===== Dataset entries =====

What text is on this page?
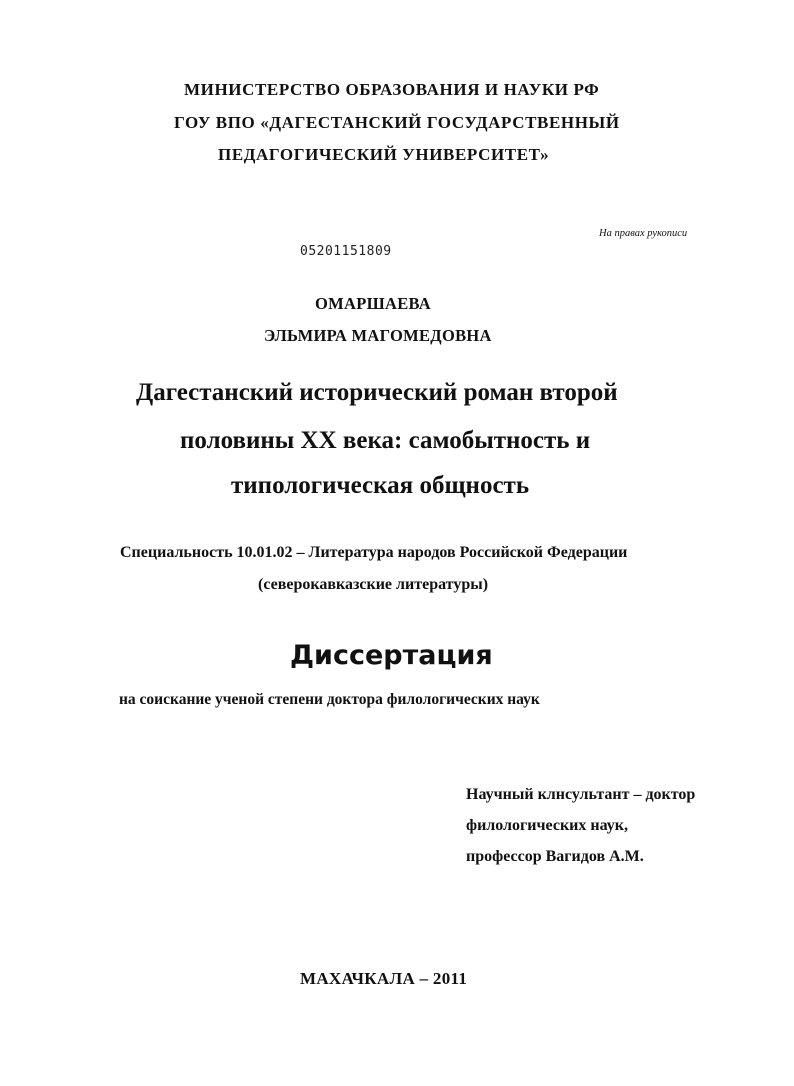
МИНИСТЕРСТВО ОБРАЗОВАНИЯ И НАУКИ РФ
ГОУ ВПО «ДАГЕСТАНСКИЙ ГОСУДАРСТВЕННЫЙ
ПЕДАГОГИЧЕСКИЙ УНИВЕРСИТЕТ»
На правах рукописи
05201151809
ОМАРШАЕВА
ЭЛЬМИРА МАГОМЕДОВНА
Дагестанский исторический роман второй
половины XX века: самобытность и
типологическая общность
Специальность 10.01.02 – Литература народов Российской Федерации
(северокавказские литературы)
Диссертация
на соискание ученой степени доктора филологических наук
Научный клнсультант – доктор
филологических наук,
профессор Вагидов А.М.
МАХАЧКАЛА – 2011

=====

** Exercise **
Retype the whole listing, keeping every line identical and omitting all pictures.

** Complete response **
What text is on this page?
МИНИСТЕРСТВО ОБРАЗОВАНИЯ И НАУКИ РФ
ГОУ ВПО «ДАГЕСТАНСКИЙ ГОСУДАРСТВЕННЫЙ
ПЕДАГОГИЧЕСКИЙ УНИВЕРСИТЕТ»
На правах рукописи
05201151809
ОМАРШАЕВА
ЭЛЬМИРА МАГОМЕДОВНА
Дагестанский исторический роман второй
половины XX века: самобытность и
типологическая общность
Специальность 10.01.02 – Литература народов Российской Федерации
(северокавказские литературы)
Диссертация
на соискание ученой степени доктора филологических наук
Научный клнсультант – доктор
филологических наук,
профессор Вагидов А.М.
МАХАЧКАЛА – 2011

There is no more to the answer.